Description of the task:
In the data that follows, count the lines in which the word "japanische" occurs, and report that figure alone.

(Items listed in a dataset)
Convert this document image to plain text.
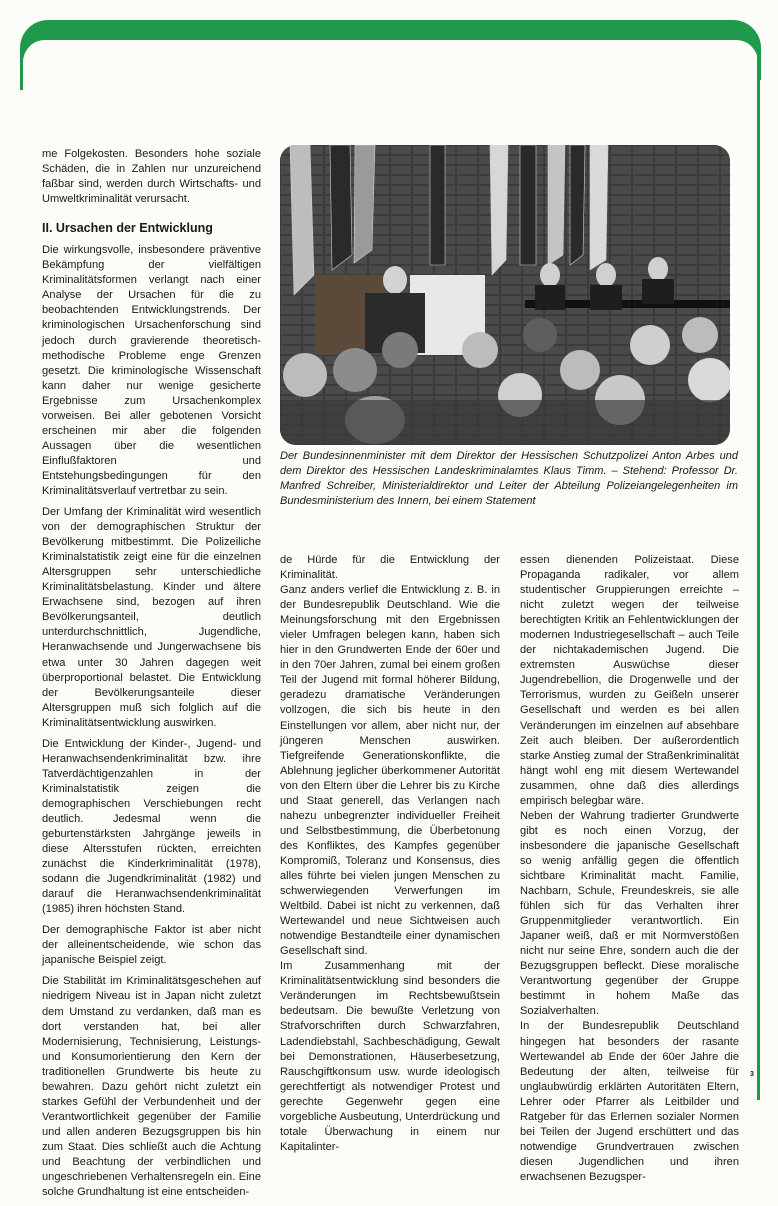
me Folgekosten. Besonders hohe soziale Schäden, die in Zahlen nur unzureichend faßbar sind, werden durch Wirtschafts- und Umweltkriminalität verursacht.

II. Ursachen der Entwicklung

Die wirkungsvolle, insbesondere präventive Bekämpfung der vielfältigen Kriminalitätsformen verlangt nach einer Analyse der Ursachen für die zu beobachtenden Entwicklungstrends. Der kriminologischen Ursachenforschung sind jedoch durch gravierende theoretisch-methodische Probleme enge Grenzen gesetzt. Die kriminologische Wissenschaft kann daher nur wenige gesicherte Ergebnisse zum Ursachenkomplex vorweisen. Bei aller gebotenen Vorsicht erscheinen mir aber die folgenden Aussagen über die wesentlichen Einflußfaktoren und Entstehungsbedingungen für den Kriminalitätsverlauf vertretbar zu sein.

Der Umfang der Kriminalität wird wesentlich von der demographischen Struktur der Bevölkerung mitbestimmt. Die Polizeiliche Kriminalstatistik zeigt eine für die einzelnen Altersgruppen sehr unterschiedliche Kriminalitätsbelastung. Kinder und ältere Erwachsene sind, bezogen auf ihren Bevölkerungsanteil, deutlich unterdurchschnittlich, Jugendliche, Heranwachsende und Jungerwachsene bis etwa unter 30 Jahren dagegen weit überproportional belastet. Die Entwicklung der Bevölkerungsanteile dieser Altersgruppen muß sich folglich auf die Kriminalitätsentwicklung auswirken.

Die Entwicklung der Kinder-, Jugend- und Heranwachsendenkriminalität bzw. ihre Tatverdächtigenzahlen in der Kriminalstatistik zeigen die demographischen Verschiebungen recht deutlich. Jedesmal wenn die geburtenstärksten Jahrgänge jeweils in diese Altersstufen rückten, erreichten zunächst die Kinderkriminalität (1978), sodann die Jugendkriminalität (1982) und darauf die Heranwachsendenkriminalität (1985) ihren höchsten Stand.

Der demographische Faktor ist aber nicht der alleinentscheidende, wie schon das japanische Beispiel zeigt.

Die Stabilität im Kriminalitätsgeschehen auf niedrigem Niveau ist in Japan nicht zuletzt dem Umstand zu verdanken, daß man es dort verstanden hat, bei aller Modernisierung, Technisierung, Leistungs- und Konsumorientierung den Kern der traditionellen Grundwerte bis heute zu bewahren. Dazu gehört nicht zuletzt ein starkes Gefühl der Verbundenheit und der Verantwortlichkeit gegenüber der Familie und allen anderen Bezugsgruppen bis hin zum Staat. Dies schließt auch die Achtung und Beachtung der verbindlichen und ungeschriebenen Verhaltensregeln ein. Eine solche Grundhaltung ist eine entscheiden-

Der Bundesinnenminister mit dem Direktor der Hessischen Schutzpolizei Anton Arbes und dem Direktor des Hessischen Landeskriminalamtes Klaus Timm. – Stehend: Professor Dr. Manfred Schreiber, Ministerialdirektor und Leiter der Abteilung Polizeiangelegenheiten im Bundesministerium des Innern, bei einem Statement

de Hürde für die Entwicklung der Kriminalität.

Ganz anders verlief die Entwicklung z. B. in der Bundesrepublik Deutschland. Wie die Meinungsforschung mit den Ergebnissen vieler Umfragen belegen kann, haben sich hier in den Grundwerten Ende der 60er und in den 70er Jahren, zumal bei einem großen Teil der Jugend mit formal höherer Bildung, geradezu dramatische Veränderungen vollzogen, die sich bis heute in den Einstellungen vor allem, aber nicht nur, der jüngeren Menschen auswirken. Tiefgreifende Generationskonflikte, die Ablehnung jeglicher überkommener Autorität von den Eltern über die Lehrer bis zu Kirche und Staat generell, das Verlangen nach nahezu unbegrenzter individueller Freiheit und Selbstbestimmung, die Überbetonung des Konfliktes, des Kampfes gegenüber Kompromiß, Toleranz und Konsensus, dies alles führte bei vielen jungen Menschen zu schwerwiegenden Verwerfungen im Weltbild. Dabei ist nicht zu verkennen, daß Wertewandel und neue Sichtweisen auch notwendige Bestandteile einer dynamischen Gesellschaft sind.

Im Zusammenhang mit der Kriminalitätsentwicklung sind besonders die Veränderungen im Rechtsbewußtsein bedeutsam. Die bewußte Verletzung von Strafvorschriften durch Schwarzfahren, Ladendiebstahl, Sachbeschädigung, Gewalt bei Demonstrationen, Häuserbesetzung, Rauschgiftkonsum usw. wurde ideologisch gerechtfertigt als notwendiger Protest und gerechte Gegenwehr gegen eine vorgebliche Ausbeutung, Unterdrückung und totale Überwachung in einem nur Kapitalinter-

essen dienenden Polizeistaat. Diese Propaganda radikaler, vor allem studentischer Gruppierungen erreichte – nicht zuletzt wegen der teilweise berechtigten Kritik an Fehlentwicklungen der modernen Industriegesellschaft – auch Teile der nichtakademischen Jugend. Die extremsten Auswüchse dieser Jugendrebellion, die Drogenwelle und der Terrorismus, wurden zu Geißeln unserer Gesellschaft und werden es bei allen Veränderungen im einzelnen auf absehbare Zeit auch bleiben. Der außerordentlich starke Anstieg zumal der Straßenkriminalität hängt wohl eng mit diesem Wertewandel zusammen, ohne daß dies allerdings empirisch belegbar wäre.

Neben der Wahrung tradierter Grundwerte gibt es noch einen Vorzug, der insbesondere die japanische Gesellschaft so wenig anfällig gegen die öffentlich sichtbare Kriminalität macht. Familie, Nachbarn, Schule, Freundeskreis, sie alle fühlen sich für das Verhalten ihrer Gruppenmitglieder verantwortlich. Ein Japaner weiß, daß er mit Normverstößen nicht nur seine Ehre, sondern auch die der Bezugsgruppen befleckt. Diese moralische Verantwortung gegenüber der Gruppe bestimmt in hohem Maße das Sozialverhalten.

In der Bundesrepublik Deutschland hingegen hat besonders der rasante Wertewandel ab Ende der 60er Jahre die Bedeutung der alten, teilweise für unglaubwürdig erklärten Autoritäten Eltern, Lehrer oder Pfarrer als Leitbilder und Ratgeber für das Erlernen sozialer Normen bei Teilen der Jugend erschüttert und das notwendige Grundvertrauen zwischen diesen Jugendlichen und ihren erwachsenen Bezugsper-

3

The result:
2